> **ISTRUZIONI**
A - Riscriva il passo del testo fornito compreso tra "Questi esempi illustrano" e "trattativa su sanzioni.", estremi inclusi, sostituendo "trasparenza" con "chiarezza".
B - Nel testo fornito, riformuli sotto forma di elenco puntato il paragrafo che inizia con "Verificare la correttezza formale", conservandone i fatti principali.
C - Secondo il testo fornito, chi deve autorizzare un accertamento che nasce da indagini finanziarie?

> **TESTO FORNITO**
******

Questi esempi illustrano che ogni situazione ha le sue particolarità. Tuttavia, alcuni consigli generali di difesa valgono sempre:

  • Agire con trasparenza durante il controllo: nascondere o mentire su un fatto facilmente smascherabile peggiora la posizione. Se un accredito è effettivamente un compenso non dichiarato, negarlo spudoratamente di fronte all’evidenza mina la credibilità su tutto il resto. Meglio eventualmente ammettere quello su cui non si hanno scappatoie e concentrarsi su altri elementi difendibili, magari ottenendo trattativa su sanzioni.
  • Verificare la correttezza formale dell’operato del Fisco: per esempio, se l’accertamento nasce da indagini finanziarie, deve essere stata ottenuta l’autorizzazione del Direttore centrale o regionale dell’Agenzia (come da art. 32, co.1, n.7 DPR 600/73). In alcuni casi, la Cassazione (ordinanza n. 17228/2025) ha ricordato che un’autorizzazione troppo generica non legittima controlli a tappeto . Se emergono vizi formali, possono invalidare l’atto, indipendentemente dal merito. Quindi fate analizzare a un esperto l’avviso di accertamento alla ricerca di eventuali nullità (omessa motivazione sul perché si considerano redditi certi movimenti, mancata allegazione di estratti conto, ecc.). Sono aspetti tecnici ma a volte risolutivi.

******

> **DATI GREZZI**
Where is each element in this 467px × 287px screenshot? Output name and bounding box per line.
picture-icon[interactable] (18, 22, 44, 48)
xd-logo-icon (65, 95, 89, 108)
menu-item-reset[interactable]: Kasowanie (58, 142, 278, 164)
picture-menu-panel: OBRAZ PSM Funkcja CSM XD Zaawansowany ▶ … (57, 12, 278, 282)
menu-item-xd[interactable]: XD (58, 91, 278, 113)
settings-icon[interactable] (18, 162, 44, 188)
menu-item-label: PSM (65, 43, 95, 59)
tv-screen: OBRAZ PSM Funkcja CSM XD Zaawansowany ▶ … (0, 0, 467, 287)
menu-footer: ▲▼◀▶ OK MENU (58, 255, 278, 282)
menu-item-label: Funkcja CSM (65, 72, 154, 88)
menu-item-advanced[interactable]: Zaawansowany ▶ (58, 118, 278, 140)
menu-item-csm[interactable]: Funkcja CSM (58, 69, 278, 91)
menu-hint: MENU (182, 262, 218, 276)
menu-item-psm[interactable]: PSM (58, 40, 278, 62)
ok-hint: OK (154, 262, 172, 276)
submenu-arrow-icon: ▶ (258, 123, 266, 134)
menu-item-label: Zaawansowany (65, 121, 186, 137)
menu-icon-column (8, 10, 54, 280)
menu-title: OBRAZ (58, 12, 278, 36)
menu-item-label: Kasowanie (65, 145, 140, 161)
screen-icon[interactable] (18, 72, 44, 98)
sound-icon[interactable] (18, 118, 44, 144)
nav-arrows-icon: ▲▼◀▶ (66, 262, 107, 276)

******

> **RISPOSTE IN ORDINE**
A -
Questi esempi illustrano che ogni situazione ha le sue particolarità. Tuttavia, alcuni consigli generali di difesa valgono sempre:

  • Agire con chiarezza durante il controllo: nascondere o mentire su un fatto facilmente smascherabile peggiora la posizione. Se un accredito è effettivamente un compenso non dichiarato, negarlo spudoratamente di fronte all’evidenza mina la credibilità su tutto il resto. Meglio eventualmente ammettere quello su cui non si hanno scappatoie e concentrarsi su altri elementi difendibili, magari ottenendo trattativa su sanzioni.

B -
- Occorre verificare la correttezza formale dell'operato del Fisco.
- Se l'accertamento nasce da indagini finanziarie, serve l'autorizzazione del Direttore centrale o regionale dell'Agenzia (art. 32, co. 1, n. 7 DPR 600/73).
- Secondo la Cassazione (ordinanza n. 17228/2025), un'autorizzazione troppo generica non legittima controlli a tappeto.
- I vizi formali possono invalidare l'atto, indipendentemente dal merito.
- Conviene far esaminare l'avviso di accertamento da un esperto per individuare eventuali nullità, come l'omessa motivazione o la mancata allegazione degli estratti conto.
- Si tratta di aspetti tecnici, ma a volte risolutivi.

C - Il Direttore centrale o regionale dell'Agenzia.